Start

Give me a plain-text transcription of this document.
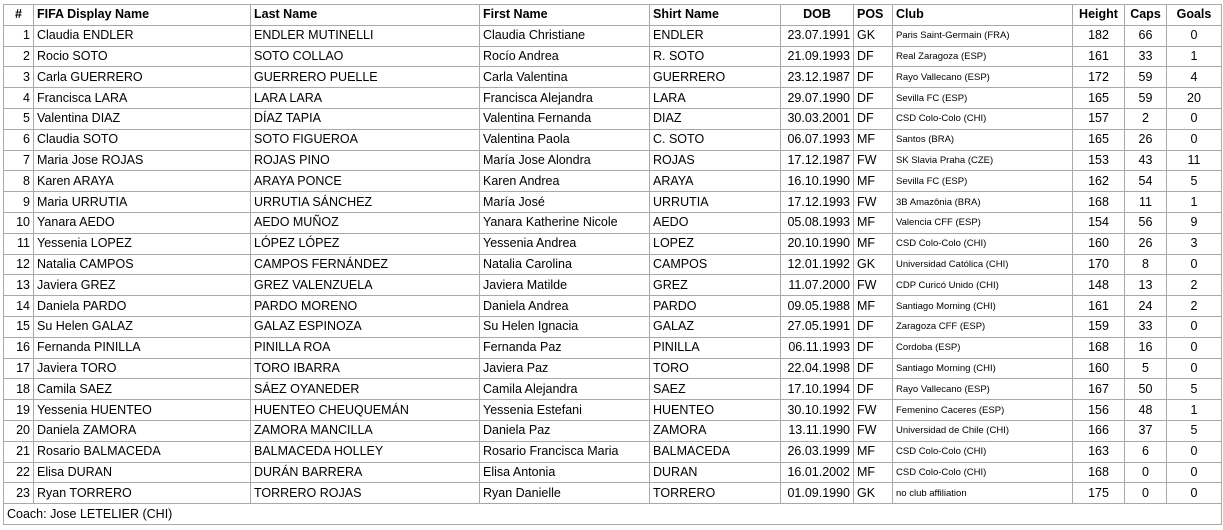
#	FIFA Display Name	Last Name	First Name	Shirt Name	DOB	POS	Club	Height	Caps	Goals
1	Claudia ENDLER	ENDLER MUTINELLI	Claudia Christiane	ENDLER	23.07.1991	GK	Paris Saint-Germain (FRA)	182	66	0
2	Rocio SOTO	SOTO COLLAO	Rocío Andrea	R. SOTO	21.09.1993	DF	Real Zaragoza (ESP)	161	33	1
3	Carla GUERRERO	GUERRERO PUELLE	Carla Valentina	GUERRERO	23.12.1987	DF	Rayo Vallecano (ESP)	172	59	4
4	Francisca LARA	LARA LARA	Francisca Alejandra	LARA	29.07.1990	DF	Sevilla FC (ESP)	165	59	20
5	Valentina DIAZ	DÍAZ TAPIA	Valentina Fernanda	DIAZ	30.03.2001	DF	CSD Colo-Colo (CHI)	157	2	0
6	Claudia SOTO	SOTO FIGUEROA	Valentina Paola	C. SOTO	06.07.1993	MF	Santos (BRA)	165	26	0
7	Maria Jose ROJAS	ROJAS PINO	María Jose Alondra	ROJAS	17.12.1987	FW	SK Slavia Praha (CZE)	153	43	11
8	Karen ARAYA	ARAYA PONCE	Karen Andrea	ARAYA	16.10.1990	MF	Sevilla FC (ESP)	162	54	5
9	Maria URRUTIA	URRUTIA SÁNCHEZ	María José	URRUTIA	17.12.1993	FW	3B Amazônia (BRA)	168	11	1
10	Yanara AEDO	AEDO MUÑOZ	Yanara Katherine Nicole	AEDO	05.08.1993	MF	Valencia CFF (ESP)	154	56	9
11	Yessenia LOPEZ	LÓPEZ LÓPEZ	Yessenia Andrea	LOPEZ	20.10.1990	MF	CSD Colo-Colo (CHI)	160	26	3
12	Natalia CAMPOS	CAMPOS FERNÁNDEZ	Natalia Carolina	CAMPOS	12.01.1992	GK	Universidad Católica (CHI)	170	8	0
13	Javiera GREZ	GREZ VALENZUELA	Javiera Matilde	GREZ	11.07.2000	FW	CDP Curicó Unido (CHI)	148	13	2
14	Daniela PARDO	PARDO MORENO	Daniela Andrea	PARDO	09.05.1988	MF	Santiago Morning (CHI)	161	24	2
15	Su Helen GALAZ	GALAZ ESPINOZA	Su Helen Ignacia	GALAZ	27.05.1991	DF	Zaragoza CFF (ESP)	159	33	0
16	Fernanda PINILLA	PINILLA ROA	Fernanda Paz	PINILLA	06.11.1993	DF	Cordoba (ESP)	168	16	0
17	Javiera TORO	TORO IBARRA	Javiera Paz	TORO	22.04.1998	DF	Santiago Morning (CHI)	160	5	0
18	Camila SAEZ	SÁEZ OYANEDER	Camila Alejandra	SAEZ	17.10.1994	DF	Rayo Vallecano (ESP)	167	50	5
19	Yessenia HUENTEO	HUENTEO CHEUQUEMÁN	Yessenia Estefani	HUENTEO	30.10.1992	FW	Femenino Caceres (ESP)	156	48	1
20	Daniela ZAMORA	ZAMORA MANCILLA	Daniela Paz	ZAMORA	13.11.1990	FW	Universidad de Chile (CHI)	166	37	5
21	Rosario BALMACEDA	BALMACEDA HOLLEY	Rosario Francisca Maria	BALMACEDA	26.03.1999	MF	CSD Colo-Colo (CHI)	163	6	0
22	Elisa DURAN	DURÁN BARRERA	Elisa Antonia	DURAN	16.01.2002	MF	CSD Colo-Colo (CHI)	168	0	0
23	Ryan TORRERO	TORRERO ROJAS	Ryan Danielle	TORRERO	01.09.1990	GK	no club affiliation	175	0	0
Coach: Jose LETELIER (CHI)										
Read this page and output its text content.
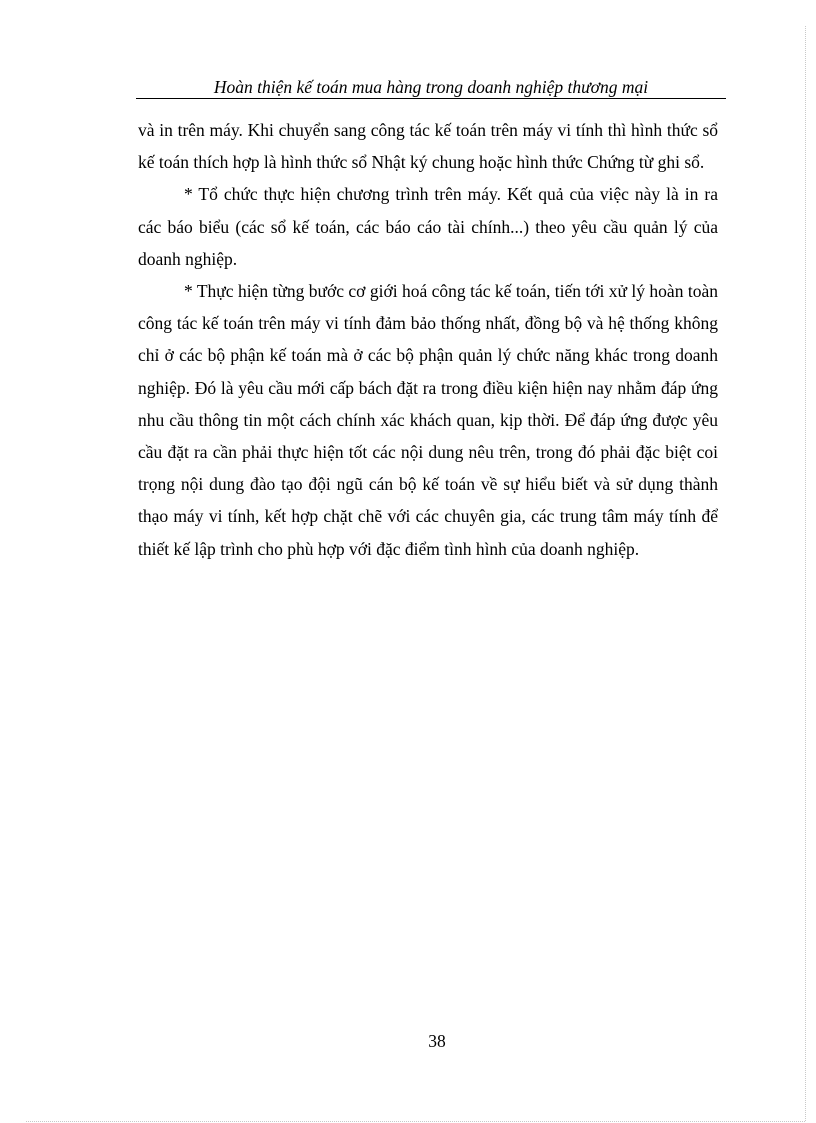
Hoàn thiện kế toán mua hàng trong doanh nghiệp thương mại

và in trên máy. Khi chuyển sang công tác kế toán trên máy vi tính thì hình thức sổ kế toán thích hợp là hình thức sổ Nhật ký chung hoặc hình thức Chứng từ ghi sổ.

* Tổ chức thực hiện chương trình trên máy. Kết quả của việc này là in ra các báo biểu (các sổ kế toán, các báo cáo tài chính...) theo yêu cầu quản lý của doanh nghiệp.

* Thực hiện từng bước cơ giới hoá công tác kế toán, tiến tới xử lý hoàn toàn công tác kế toán trên máy vi tính đảm bảo thống nhất, đồng bộ và hệ thống không chỉ ở các bộ phận kế toán mà ở các bộ phận quản lý chức năng khác trong doanh nghiệp. Đó là yêu cầu mới cấp bách đặt ra trong điều kiện hiện nay nhằm đáp ứng nhu cầu thông tin một cách chính xác khách quan, kịp thời. Để đáp ứng được yêu cầu đặt ra cần phải thực hiện tốt các nội dung nêu trên, trong đó phải đặc biệt coi trọng nội dung đào tạo đội ngũ cán bộ kế toán về sự hiểu biết và sử dụng thành thạo máy vi tính, kết hợp chặt chẽ với các chuyên gia, các trung tâm máy tính để thiết kế lập trình cho phù hợp với đặc điểm tình hình của doanh nghiệp.

38
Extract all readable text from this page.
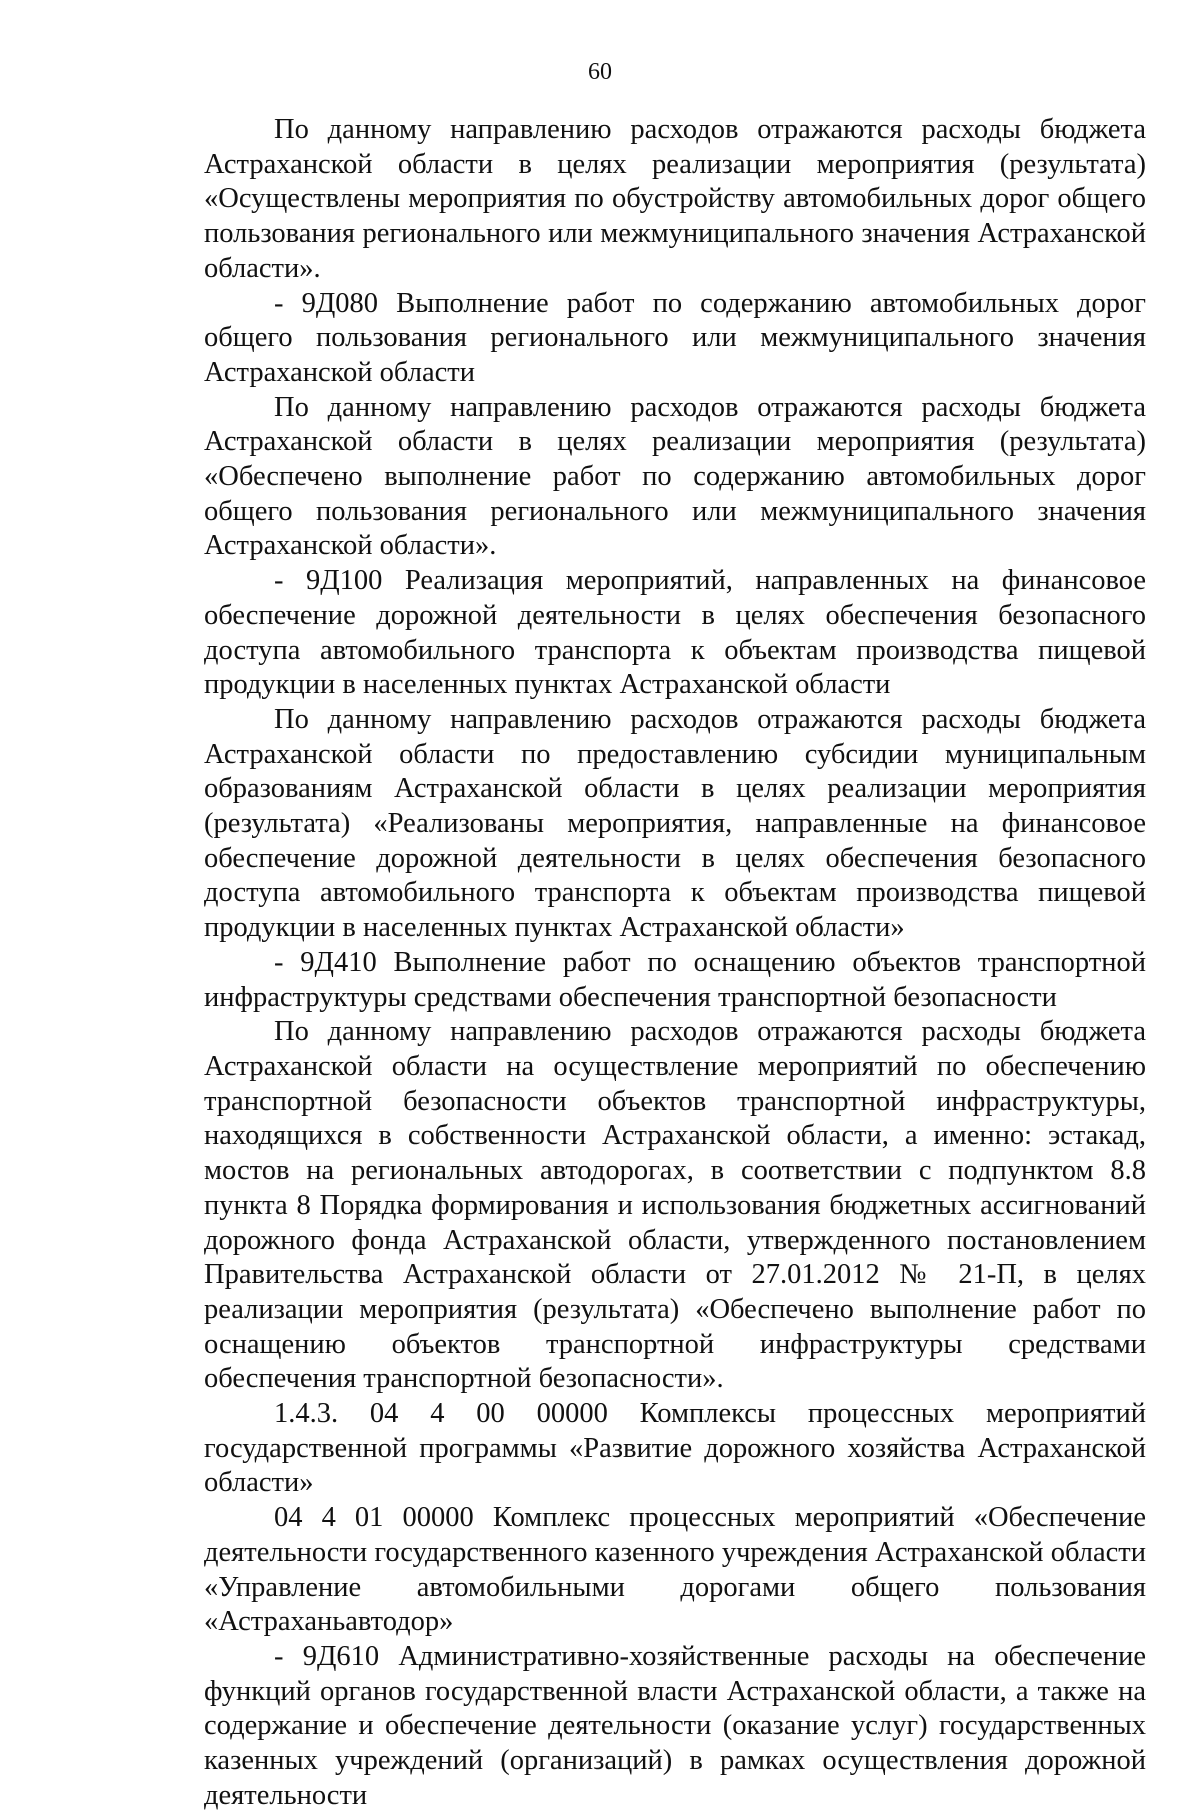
60

По данному направлению расходов отражаются расходы бюджета Астраханской области в целях реализации мероприятия (результата) «Осуществлены мероприятия по обустройству автомобильных дорог общего пользования регионального или межмуниципального значения Астраханской области».

- 9Д080 Выполнение работ по содержанию автомобильных дорог общего пользования регионального или межмуниципального значения Астраханской области

По данному направлению расходов отражаются расходы бюджета Астраханской области в целях реализации мероприятия (результата) «Обеспечено выполнение работ по содержанию автомобильных дорог общего пользования регионального или межмуниципального значения Астраханской области».

- 9Д100 Реализация мероприятий, направленных на финансовое обеспечение дорожной деятельности в целях обеспечения безопасного доступа автомобильного транспорта к объектам производства пищевой продукции в населенных пунктах Астраханской области

По данному направлению расходов отражаются расходы бюджета Астраханской области по предоставлению субсидии муниципальным образованиям Астраханской области в целях реализации мероприятия (результата) «Реализованы мероприятия, направленные на финансовое обеспечение дорожной деятельности в целях обеспечения безопасного доступа автомобильного транспорта к объектам производства пищевой продукции в населенных пунктах Астраханской области»

- 9Д410 Выполнение работ по оснащению объектов транспортной инфраструктуры средствами обеспечения транспортной безопасности

По данному направлению расходов отражаются расходы бюджета Астраханской области на осуществление мероприятий по обеспечению транспортной безопасности объектов транспортной инфраструктуры, находящихся в собственности Астраханской области, а именно: эстакад, мостов на региональных автодорогах, в соответствии с подпунктом 8.8 пункта 8 Порядка формирования и использования бюджетных ассигнований дорожного фонда Астраханской области, утвержденного постановлением Правительства Астраханской области от 27.01.2012 № 21-П, в целях реализации мероприятия (результата) «Обеспечено выполнение работ по оснащению объектов транспортной инфраструктуры средствами обеспечения транспортной безопасности».

1.4.3. 04 4 00 00000 Комплексы процессных мероприятий государственной программы «Развитие дорожного хозяйства Астраханской области»

04 4 01 00000 Комплекс процессных мероприятий «Обеспечение деятельности государственного казенного учреждения Астраханской области «Управление автомобильными дорогами общего пользования «Астраханьавтодор»

- 9Д610 Административно-хозяйственные расходы на обеспечение функций органов государственной власти Астраханской области, а также на содержание и обеспечение деятельности (оказание услуг) государственных казенных учреждений (организаций) в рамках осуществления дорожной деятельности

End

[WHAT NEEDS TO BE DONE]: Print out the lines exactly, skipping any picture.

[RESULT FOR THIS TASK]:
Give me a plain-text transcription of this document.
#	FIFA Display Name	Last Name	First Name	Shirt Name	DOB	POS	Club	Height	Caps	Goals
1	Claudia ENDLER	ENDLER MUTINELLI	Claudia Christiane	ENDLER	23.07.1991	GK	Paris Saint-Germain (FRA)	182	66	0
2	Rocio SOTO	SOTO COLLAO	Rocío Andrea	R. SOTO	21.09.1993	DF	Real Zaragoza (ESP)	161	33	1
3	Carla GUERRERO	GUERRERO PUELLE	Carla Valentina	GUERRERO	23.12.1987	DF	Rayo Vallecano (ESP)	172	59	4
4	Francisca LARA	LARA LARA	Francisca Alejandra	LARA	29.07.1990	DF	Sevilla FC (ESP)	165	59	20
5	Valentina DIAZ	DÍAZ TAPIA	Valentina Fernanda	DIAZ	30.03.2001	DF	CSD Colo-Colo (CHI)	157	2	0
6	Claudia SOTO	SOTO FIGUEROA	Valentina Paola	C. SOTO	06.07.1993	MF	Santos (BRA)	165	26	0
7	Maria Jose ROJAS	ROJAS PINO	María Jose Alondra	ROJAS	17.12.1987	FW	SK Slavia Praha (CZE)	153	43	11
8	Karen ARAYA	ARAYA PONCE	Karen Andrea	ARAYA	16.10.1990	MF	Sevilla FC (ESP)	162	54	5
9	Maria URRUTIA	URRUTIA SÁNCHEZ	María José	URRUTIA	17.12.1993	FW	3B Amazônia (BRA)	168	11	1
10	Yanara AEDO	AEDO MUÑOZ	Yanara Katherine Nicole	AEDO	05.08.1993	MF	Valencia CFF (ESP)	154	56	9
11	Yessenia LOPEZ	LÓPEZ LÓPEZ	Yessenia Andrea	LOPEZ	20.10.1990	MF	CSD Colo-Colo (CHI)	160	26	3
12	Natalia CAMPOS	CAMPOS FERNÁNDEZ	Natalia Carolina	CAMPOS	12.01.1992	GK	Universidad Católica (CHI)	170	8	0
13	Javiera GREZ	GREZ VALENZUELA	Javiera Matilde	GREZ	11.07.2000	FW	CDP Curicó Unido (CHI)	148	13	2
14	Daniela PARDO	PARDO MORENO	Daniela Andrea	PARDO	09.05.1988	MF	Santiago Morning (CHI)	161	24	2
15	Su Helen GALAZ	GALAZ ESPINOZA	Su Helen Ignacia	GALAZ	27.05.1991	DF	Zaragoza CFF (ESP)	159	33	0
16	Fernanda PINILLA	PINILLA ROA	Fernanda Paz	PINILLA	06.11.1993	DF	Cordoba (ESP)	168	16	0
17	Javiera TORO	TORO IBARRA	Javiera Paz	TORO	22.04.1998	DF	Santiago Morning (CHI)	160	5	0
18	Camila SAEZ	SÁEZ OYANEDER	Camila Alejandra	SAEZ	17.10.1994	DF	Rayo Vallecano (ESP)	167	50	5
19	Yessenia HUENTEO	HUENTEO CHEUQUEMÁN	Yessenia Estefani	HUENTEO	30.10.1992	FW	Femenino Caceres (ESP)	156	48	1
20	Daniela ZAMORA	ZAMORA MANCILLA	Daniela Paz	ZAMORA	13.11.1990	FW	Universidad de Chile (CHI)	166	37	5
21	Rosario BALMACEDA	BALMACEDA HOLLEY	Rosario Francisca Maria	BALMACEDA	26.03.1999	MF	CSD Colo-Colo (CHI)	163	6	0
22	Elisa DURAN	DURÁN BARRERA	Elisa Antonia	DURAN	16.01.2002	MF	CSD Colo-Colo (CHI)	168	0	0
23	Ryan TORRERO	TORRERO ROJAS	Ryan Danielle	TORRERO	01.09.1990	GK	no club affiliation	175	0	0
Coach: Jose LETELIER (CHI)										
Read this page and output its text content.
Hoàn thiện kế toán mua hàng trong doanh nghiệp thương mại

và in trên máy. Khi chuyển sang công tác kế toán trên máy vi tính thì hình thức sổ kế toán thích hợp là hình thức sổ Nhật ký chung hoặc hình thức Chứng từ ghi sổ.

* Tổ chức thực hiện chương trình trên máy. Kết quả của việc này là in ra các báo biểu (các sổ kế toán, các báo cáo tài chính...) theo yêu cầu quản lý của doanh nghiệp.

* Thực hiện từng bước cơ giới hoá công tác kế toán, tiến tới xử lý hoàn toàn công tác kế toán trên máy vi tính đảm bảo thống nhất, đồng bộ và hệ thống không chỉ ở các bộ phận kế toán mà ở các bộ phận quản lý chức năng khác trong doanh nghiệp. Đó là yêu cầu mới cấp bách đặt ra trong điều kiện hiện nay nhằm đáp ứng nhu cầu thông tin một cách chính xác khách quan, kịp thời. Để đáp ứng được yêu cầu đặt ra cần phải thực hiện tốt các nội dung nêu trên, trong đó phải đặc biệt coi trọng nội dung đào tạo đội ngũ cán bộ kế toán về sự hiểu biết và sử dụng thành thạo máy vi tính, kết hợp chặt chẽ với các chuyên gia, các trung tâm máy tính để thiết kế lập trình cho phù hợp với đặc điểm tình hình của doanh nghiệp.

38
Extract all readable text from this page.
60

По данному направлению расходов отражаются расходы бюджета Астраханской области в целях реализации мероприятия (результата) «Осуществлены мероприятия по обустройству автомобильных дорог общего пользования регионального или межмуниципального значения Астраханской области».

- 9Д080 Выполнение работ по содержанию автомобильных дорог общего пользования регионального или межмуниципального значения Астраханской области

По данному направлению расходов отражаются расходы бюджета Астраханской области в целях реализации мероприятия (результата) «Обеспечено выполнение работ по содержанию автомобильных дорог общего пользования регионального или межмуниципального значения Астраханской области».

- 9Д100 Реализация мероприятий, направленных на финансовое обеспечение дорожной деятельности в целях обеспечения безопасного доступа автомобильного транспорта к объектам производства пищевой продукции в населенных пунктах Астраханской области

По данному направлению расходов отражаются расходы бюджета Астраханской области по предоставлению субсидии муниципальным образованиям Астраханской области в целях реализации мероприятия (результата) «Реализованы мероприятия, направленные на финансовое обеспечение дорожной деятельности в целях обеспечения безопасного доступа автомобильного транспорта к объектам производства пищевой продукции в населенных пунктах Астраханской области»

- 9Д410 Выполнение работ по оснащению объектов транспортной инфраструктуры средствами обеспечения транспортной безопасности

По данному направлению расходов отражаются расходы бюджета Астраханской области на осуществление мероприятий по обеспечению транспортной безопасности объектов транспортной инфраструктуры, находящихся в собственности Астраханской области, а именно: эстакад, мостов на региональных автодорогах, в соответствии с подпунктом 8.8 пункта 8 Порядка формирования и использования бюджетных ассигнований дорожного фонда Астраханской области, утвержденного постановлением Правительства Астраханской области от 27.01.2012 № 21-П, в целях реализации мероприятия (результата) «Обеспечено выполнение работ по оснащению объектов транспортной инфраструктуры средствами обеспечения транспортной безопасности».

1.4.3. 04 4 00 00000 Комплексы процессных мероприятий государственной программы «Развитие дорожного хозяйства Астраханской области»

04 4 01 00000 Комплекс процессных мероприятий «Обеспечение деятельности государственного казенного учреждения Астраханской области «Управление автомобильными дорогами общего пользования «Астраханьавтодор»

- 9Д610 Административно-хозяйственные расходы на обеспечение функций органов государственной власти Астраханской области, а также на содержание и обеспечение деятельности (оказание услуг) государственных казенных учреждений (организаций) в рамках осуществления дорожной деятельности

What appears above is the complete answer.